## Problem description
Find the lines holding the string "after" in the data, then copy all of them.

Document page text data:

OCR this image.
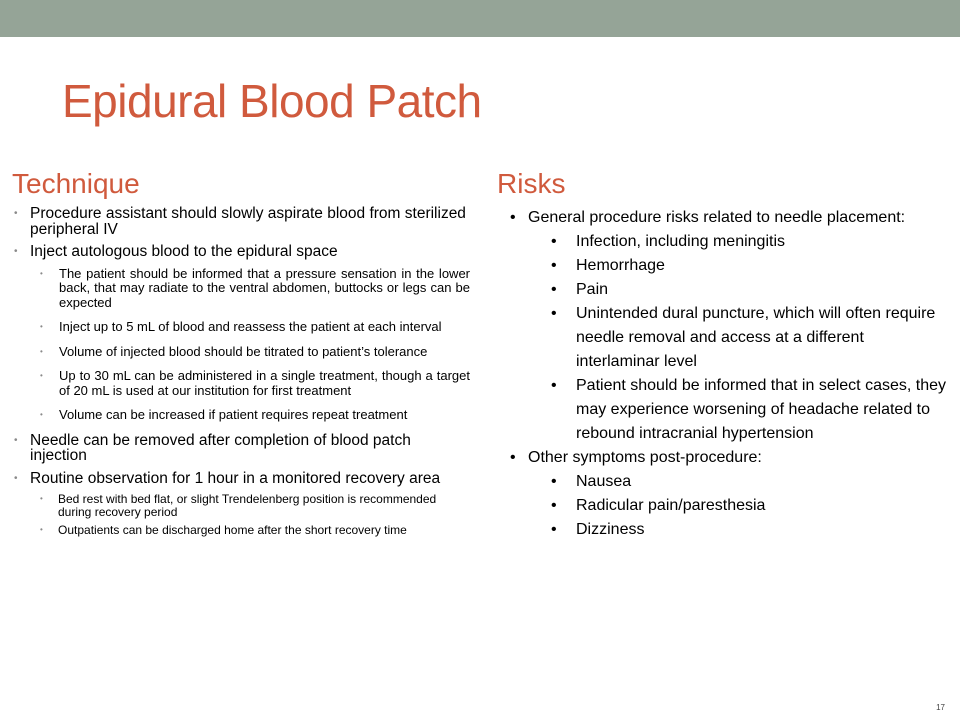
Epidural Blood Patch
Technique	Risks
• Procedure assistant should slowly aspirate blood from sterilized peripheral IV
• Inject autologous blood to the epidural space
• The patient should be informed that a pressure sensation in the lower back, that may radiate to the ventral abdomen, buttocks or legs can be expected
• Inject up to 5 mL of blood and reassess the patient at each interval
• Volume of injected blood should be titrated to patient’s tolerance
• Up to 30 mL can be administered in a single treatment, though a target of 20 mL is used at our institution for first treatment
• Volume can be increased if patient requires repeat treatment
• Needle can be removed after completion of blood patch injection
• Routine observation for 1 hour in a monitored recovery area
• Bed rest with bed flat, or slight Trendelenberg position is recommended during recovery period
• Outpatients can be discharged home after the short recovery time
• General procedure risks related to needle placement:
• Infection, including meningitis
• Hemorrhage
• Pain
• Unintended dural puncture, which will often require needle removal and access at a different interlaminar level
• Patient should be informed that in select cases, they may experience worsening of headache related to rebound intracranial hypertension
• Other symptoms post-procedure:
• Nausea
• Radicular pain/paresthesia
• Dizziness
17
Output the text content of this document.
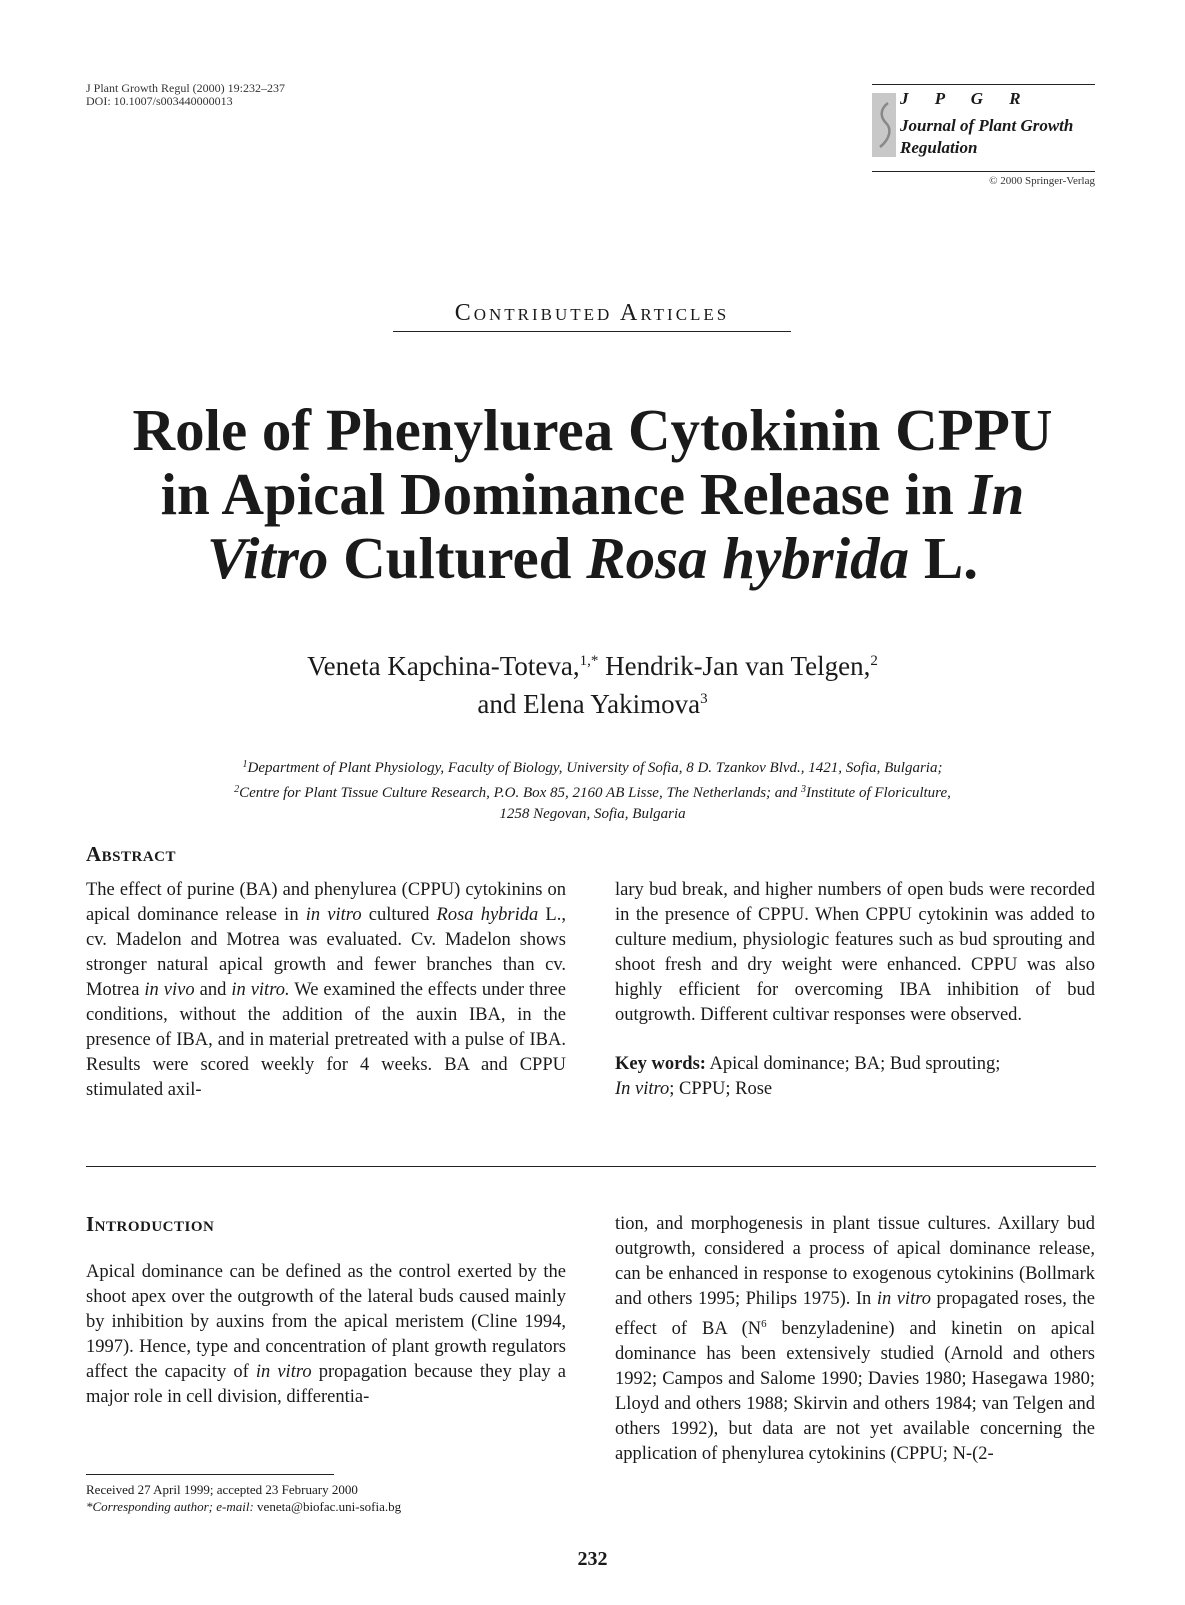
J Plant Growth Regul (2000) 19:232–237
DOI: 10.1007/s003440000013	J P G R
Journal of Plant Growth Regulation
© 2000 Springer-Verlag
Contributed Articles
Role of Phenylurea Cytokinin CPPU
in Apical Dominance Release in In
Vitro Cultured Rosa hybrida L.
Veneta Kapchina-Toteva,$^{1,*}$ Hendrik-Jan van Telgen,$^2$
and Elena Yakimova$^3$
$^1$Department of Plant Physiology, Faculty of Biology, University of Sofia, 8 D. Tzankov Blvd., 1421, Sofia, Bulgaria;
$^2$Centre for Plant Tissue Culture Research, P.O. Box 85, 2160 AB Lisse, The Netherlands; and $^3$Institute of Floriculture,
1258 Negovan, Sofia, Bulgaria
Abstract
The effect of purine (BA) and phenylurea (CPPU) cytokinins on apical dominance release in in vitro cultured Rosa hybrida L., cv. Madelon and Motrea was evaluated. Cv. Madelon shows stronger natural apical growth and fewer branches than cv. Motrea in vivo and in vitro. We examined the effects under three conditions, without the addition of the auxin IBA, in the presence of IBA, and in material pretreated with a pulse of IBA. Results were scored weekly for 4 weeks. BA and CPPU stimulated axil-
lary bud break, and higher numbers of open buds were recorded in the presence of CPPU. When CPPU cytokinin was added to culture medium, physiologic features such as bud sprouting and shoot fresh and dry weight were enhanced. CPPU was also highly efficient for overcoming IBA inhibition of bud outgrowth. Different cultivar responses were observed.
Key words: Apical dominance; BA; Bud sprouting;
In vitro; CPPU; Rose
Introduction
Apical dominance can be defined as the control exerted by the shoot apex over the outgrowth of the lateral buds caused mainly by inhibition by auxins from the apical meristem (Cline 1994, 1997). Hence, type and concentration of plant growth regulators affect the capacity of in vitro propagation because they play a major role in cell division, differentia-
tion, and morphogenesis in plant tissue cultures. Axillary bud outgrowth, considered a process of apical dominance release, can be enhanced in response to exogenous cytokinins (Bollmark and others 1995; Philips 1975). In in vitro propagated roses, the effect of BA ($N^6$ benzyladenine) and kinetin on apical dominance has been extensively studied (Arnold and others 1992; Campos and Salome 1990; Davies 1980; Hasegawa 1980; Lloyd and others 1988; Skirvin and others 1984; van Telgen and others 1992), but data are not yet available concerning the application of phenylurea cytokinins (CPPU; N-(2-
Received 27 April 1999; accepted 23 February 2000
*Corresponding author; e-mail: veneta@biofac.uni-sofia.bg
232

## Solution for this exercise
• Needle can be removed after completion of blood patch injection
• Outpatients can be discharged home after the short recovery time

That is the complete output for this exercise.